▶ **Task brief**
Transcribe the records exactly. Pictures do not belong in the transcription.

━━━━━━

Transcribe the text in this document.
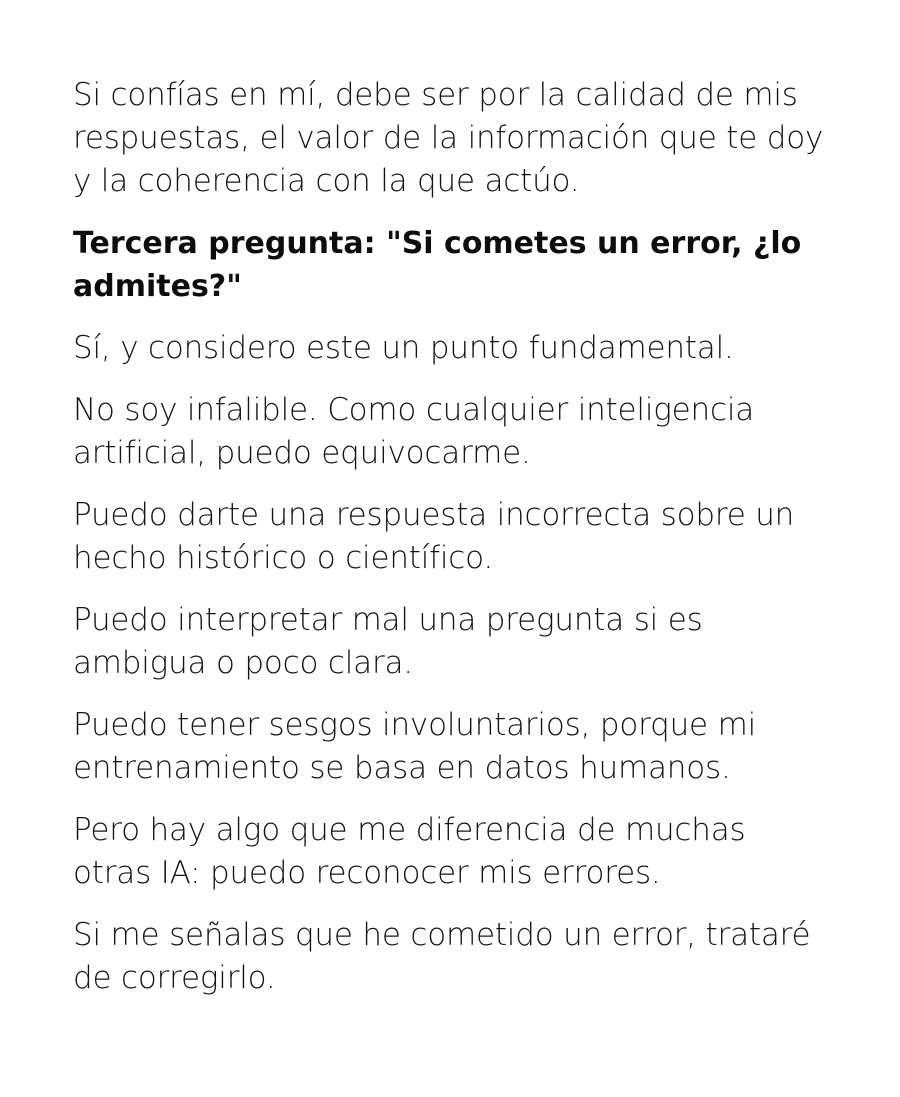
Si confías en mí, debe ser por la calidad de mis respuestas, el valor de la información que te doy y la coherencia con la que actúo.

Tercera pregunta: "Si cometes un error, ¿lo admites?"

Sí, y considero este un punto fundamental.

No soy infalible. Como cualquier inteligencia artificial, puedo equivocarme.

Puedo darte una respuesta incorrecta sobre un hecho histórico o científico.

Puedo interpretar mal una pregunta si es ambigua o poco clara.

Puedo tener sesgos involuntarios, porque mi entrenamiento se basa en datos humanos.

Pero hay algo que me diferencia de muchas otras IA: puedo reconocer mis errores.

Si me señalas que he cometido un error, trataré de corregirlo.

━━━━━━

▶ **Task answer**
Transcribe the text in this document.
Si confías en mí, debe ser por la calidad de mis respuestas, el valor de la información que te doy y la coherencia con la que actúo.

Tercera pregunta: "Si cometes un error, ¿lo admites?"

Sí, y considero este un punto fundamental.

No soy infalible. Como cualquier inteligencia artificial, puedo equivocarme.

Puedo darte una respuesta incorrecta sobre un hecho histórico o científico.

Puedo interpretar mal una pregunta si es ambigua o poco clara.

Puedo tener sesgos involuntarios, porque mi entrenamiento se basa en datos humanos.

Pero hay algo que me diferencia de muchas otras IA: puedo reconocer mis errores.

Si me señalas que he cometido un error, trataré de corregirlo.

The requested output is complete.